- TO BE DONE -
Word for word, repeat the lines of the records from the one containing "Give me a plain-text" through the last line, both included.

=== RECORDED DATA ===

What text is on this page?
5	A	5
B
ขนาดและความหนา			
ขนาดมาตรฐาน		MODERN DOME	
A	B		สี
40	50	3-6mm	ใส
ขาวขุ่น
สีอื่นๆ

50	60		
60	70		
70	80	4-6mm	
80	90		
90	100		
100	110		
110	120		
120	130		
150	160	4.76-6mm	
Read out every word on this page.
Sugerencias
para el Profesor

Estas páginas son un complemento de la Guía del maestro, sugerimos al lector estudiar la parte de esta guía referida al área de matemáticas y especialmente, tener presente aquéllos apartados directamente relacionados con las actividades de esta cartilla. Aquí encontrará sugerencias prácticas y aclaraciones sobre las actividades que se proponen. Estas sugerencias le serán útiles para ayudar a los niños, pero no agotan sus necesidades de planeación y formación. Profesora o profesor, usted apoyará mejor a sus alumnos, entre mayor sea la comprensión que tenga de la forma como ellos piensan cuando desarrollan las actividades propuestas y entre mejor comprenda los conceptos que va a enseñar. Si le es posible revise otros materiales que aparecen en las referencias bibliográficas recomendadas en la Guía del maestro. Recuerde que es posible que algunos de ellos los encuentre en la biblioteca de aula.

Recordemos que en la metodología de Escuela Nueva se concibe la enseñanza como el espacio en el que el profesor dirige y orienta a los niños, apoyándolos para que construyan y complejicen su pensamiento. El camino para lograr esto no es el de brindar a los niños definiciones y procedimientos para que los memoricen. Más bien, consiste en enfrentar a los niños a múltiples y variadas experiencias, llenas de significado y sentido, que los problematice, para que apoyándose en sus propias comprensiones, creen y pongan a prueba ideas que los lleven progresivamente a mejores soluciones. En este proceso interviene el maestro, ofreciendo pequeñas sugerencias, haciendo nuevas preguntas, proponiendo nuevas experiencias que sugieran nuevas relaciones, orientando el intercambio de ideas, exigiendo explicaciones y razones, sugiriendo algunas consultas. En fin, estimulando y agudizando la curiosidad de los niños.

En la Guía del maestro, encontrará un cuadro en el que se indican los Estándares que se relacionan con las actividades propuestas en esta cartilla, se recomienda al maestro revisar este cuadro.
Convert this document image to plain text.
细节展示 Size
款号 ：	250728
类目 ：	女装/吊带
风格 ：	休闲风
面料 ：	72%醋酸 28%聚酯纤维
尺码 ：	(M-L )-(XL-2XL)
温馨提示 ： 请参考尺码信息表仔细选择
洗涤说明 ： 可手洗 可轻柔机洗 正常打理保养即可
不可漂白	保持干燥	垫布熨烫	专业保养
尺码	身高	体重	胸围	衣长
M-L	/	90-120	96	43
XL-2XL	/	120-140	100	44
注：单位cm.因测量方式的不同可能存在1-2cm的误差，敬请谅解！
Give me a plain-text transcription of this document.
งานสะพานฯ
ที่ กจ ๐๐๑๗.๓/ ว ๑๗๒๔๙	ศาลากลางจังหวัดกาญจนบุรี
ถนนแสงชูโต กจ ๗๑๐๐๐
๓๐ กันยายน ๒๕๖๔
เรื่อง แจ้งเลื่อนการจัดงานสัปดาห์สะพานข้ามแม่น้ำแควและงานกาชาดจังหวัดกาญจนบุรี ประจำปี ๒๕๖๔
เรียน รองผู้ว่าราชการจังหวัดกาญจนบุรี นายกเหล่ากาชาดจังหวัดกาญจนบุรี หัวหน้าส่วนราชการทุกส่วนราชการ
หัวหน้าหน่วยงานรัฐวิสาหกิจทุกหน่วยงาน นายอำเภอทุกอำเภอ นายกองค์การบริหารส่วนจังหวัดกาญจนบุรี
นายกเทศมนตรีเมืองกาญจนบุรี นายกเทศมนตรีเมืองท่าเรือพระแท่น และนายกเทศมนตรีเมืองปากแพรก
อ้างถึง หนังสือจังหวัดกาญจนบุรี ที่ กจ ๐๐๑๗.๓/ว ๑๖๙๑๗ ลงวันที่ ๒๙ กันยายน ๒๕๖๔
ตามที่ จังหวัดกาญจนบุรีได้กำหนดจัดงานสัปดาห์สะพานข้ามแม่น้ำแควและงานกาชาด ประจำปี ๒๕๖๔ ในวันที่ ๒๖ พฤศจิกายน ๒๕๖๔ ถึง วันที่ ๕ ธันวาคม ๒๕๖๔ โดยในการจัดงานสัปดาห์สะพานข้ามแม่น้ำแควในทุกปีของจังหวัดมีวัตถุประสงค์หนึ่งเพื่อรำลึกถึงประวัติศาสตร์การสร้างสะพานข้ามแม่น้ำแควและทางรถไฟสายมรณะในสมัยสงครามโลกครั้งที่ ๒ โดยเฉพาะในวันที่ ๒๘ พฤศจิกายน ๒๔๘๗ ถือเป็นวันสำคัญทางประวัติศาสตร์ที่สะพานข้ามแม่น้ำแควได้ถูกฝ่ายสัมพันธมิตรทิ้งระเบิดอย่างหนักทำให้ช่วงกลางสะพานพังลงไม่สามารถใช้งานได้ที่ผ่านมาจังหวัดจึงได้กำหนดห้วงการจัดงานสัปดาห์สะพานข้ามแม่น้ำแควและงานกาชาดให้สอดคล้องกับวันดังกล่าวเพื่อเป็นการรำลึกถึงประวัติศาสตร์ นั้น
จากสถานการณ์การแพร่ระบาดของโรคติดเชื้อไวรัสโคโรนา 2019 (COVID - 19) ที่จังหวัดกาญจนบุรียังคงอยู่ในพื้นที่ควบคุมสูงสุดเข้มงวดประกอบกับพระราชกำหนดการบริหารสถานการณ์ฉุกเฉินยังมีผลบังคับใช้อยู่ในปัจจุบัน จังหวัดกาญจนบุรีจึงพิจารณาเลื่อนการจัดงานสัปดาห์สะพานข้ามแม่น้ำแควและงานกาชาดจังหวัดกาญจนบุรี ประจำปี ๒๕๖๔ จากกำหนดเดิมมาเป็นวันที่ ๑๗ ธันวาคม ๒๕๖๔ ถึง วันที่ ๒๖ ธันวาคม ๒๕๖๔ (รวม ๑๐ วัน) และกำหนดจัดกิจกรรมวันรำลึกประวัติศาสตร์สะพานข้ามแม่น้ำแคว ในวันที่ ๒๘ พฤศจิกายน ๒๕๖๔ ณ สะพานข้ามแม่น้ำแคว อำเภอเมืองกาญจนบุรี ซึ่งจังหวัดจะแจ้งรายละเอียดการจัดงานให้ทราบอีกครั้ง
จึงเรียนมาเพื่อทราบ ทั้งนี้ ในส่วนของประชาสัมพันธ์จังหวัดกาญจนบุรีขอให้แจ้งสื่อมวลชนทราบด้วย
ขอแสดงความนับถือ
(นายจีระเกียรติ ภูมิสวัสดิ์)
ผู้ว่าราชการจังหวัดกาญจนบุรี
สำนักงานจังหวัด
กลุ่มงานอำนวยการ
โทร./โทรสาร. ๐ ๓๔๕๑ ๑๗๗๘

===

- ANSWER IN FULL -
Give me a plain-text transcription of this document.
งานสะพานฯ
ที่ กจ ๐๐๑๗.๓/ ว ๑๗๒๔๙	ศาลากลางจังหวัดกาญจนบุรี
ถนนแสงชูโต กจ ๗๑๐๐๐
๓๐ กันยายน ๒๕๖๔
เรื่อง แจ้งเลื่อนการจัดงานสัปดาห์สะพานข้ามแม่น้ำแควและงานกาชาดจังหวัดกาญจนบุรี ประจำปี ๒๕๖๔
เรียน รองผู้ว่าราชการจังหวัดกาญจนบุรี นายกเหล่ากาชาดจังหวัดกาญจนบุรี หัวหน้าส่วนราชการทุกส่วนราชการ
หัวหน้าหน่วยงานรัฐวิสาหกิจทุกหน่วยงาน นายอำเภอทุกอำเภอ นายกองค์การบริหารส่วนจังหวัดกาญจนบุรี
นายกเทศมนตรีเมืองกาญจนบุรี นายกเทศมนตรีเมืองท่าเรือพระแท่น และนายกเทศมนตรีเมืองปากแพรก
อ้างถึง หนังสือจังหวัดกาญจนบุรี ที่ กจ ๐๐๑๗.๓/ว ๑๖๙๑๗ ลงวันที่ ๒๙ กันยายน ๒๕๖๔
ตามที่ จังหวัดกาญจนบุรีได้กำหนดจัดงานสัปดาห์สะพานข้ามแม่น้ำแควและงานกาชาด ประจำปี ๒๕๖๔ ในวันที่ ๒๖ พฤศจิกายน ๒๕๖๔ ถึง วันที่ ๕ ธันวาคม ๒๕๖๔ โดยในการจัดงานสัปดาห์สะพานข้ามแม่น้ำแควในทุกปีของจังหวัดมีวัตถุประสงค์หนึ่งเพื่อรำลึกถึงประวัติศาสตร์การสร้างสะพานข้ามแม่น้ำแควและทางรถไฟสายมรณะในสมัยสงครามโลกครั้งที่ ๒ โดยเฉพาะในวันที่ ๒๘ พฤศจิกายน ๒๔๘๗ ถือเป็นวันสำคัญทางประวัติศาสตร์ที่สะพานข้ามแม่น้ำแควได้ถูกฝ่ายสัมพันธมิตรทิ้งระเบิดอย่างหนักทำให้ช่วงกลางสะพานพังลงไม่สามารถใช้งานได้ที่ผ่านมาจังหวัดจึงได้กำหนดห้วงการจัดงานสัปดาห์สะพานข้ามแม่น้ำแควและงานกาชาดให้สอดคล้องกับวันดังกล่าวเพื่อเป็นการรำลึกถึงประวัติศาสตร์ นั้น
จากสถานการณ์การแพร่ระบาดของโรคติดเชื้อไวรัสโคโรนา 2019 (COVID - 19) ที่จังหวัดกาญจนบุรียังคงอยู่ในพื้นที่ควบคุมสูงสุดเข้มงวดประกอบกับพระราชกำหนดการบริหารสถานการณ์ฉุกเฉินยังมีผลบังคับใช้อยู่ในปัจจุบัน จังหวัดกาญจนบุรีจึงพิจารณาเลื่อนการจัดงานสัปดาห์สะพานข้ามแม่น้ำแควและงานกาชาดจังหวัดกาญจนบุรี ประจำปี ๒๕๖๔ จากกำหนดเดิมมาเป็นวันที่ ๑๗ ธันวาคม ๒๕๖๔ ถึง วันที่ ๒๖ ธันวาคม ๒๕๖๔ (รวม ๑๐ วัน) และกำหนดจัดกิจกรรมวันรำลึกประวัติศาสตร์สะพานข้ามแม่น้ำแคว ในวันที่ ๒๘ พฤศจิกายน ๒๕๖๔ ณ สะพานข้ามแม่น้ำแคว อำเภอเมืองกาญจนบุรี ซึ่งจังหวัดจะแจ้งรายละเอียดการจัดงานให้ทราบอีกครั้ง
จึงเรียนมาเพื่อทราบ ทั้งนี้ ในส่วนของประชาสัมพันธ์จังหวัดกาญจนบุรีขอให้แจ้งสื่อมวลชนทราบด้วย
ขอแสดงความนับถือ
(นายจีระเกียรติ ภูมิสวัสดิ์)
ผู้ว่าราชการจังหวัดกาญจนบุรี
สำนักงานจังหวัด
กลุ่มงานอำนวยการ
โทร./โทรสาร. ๐ ๓๔๕๑ ๑๗๗๘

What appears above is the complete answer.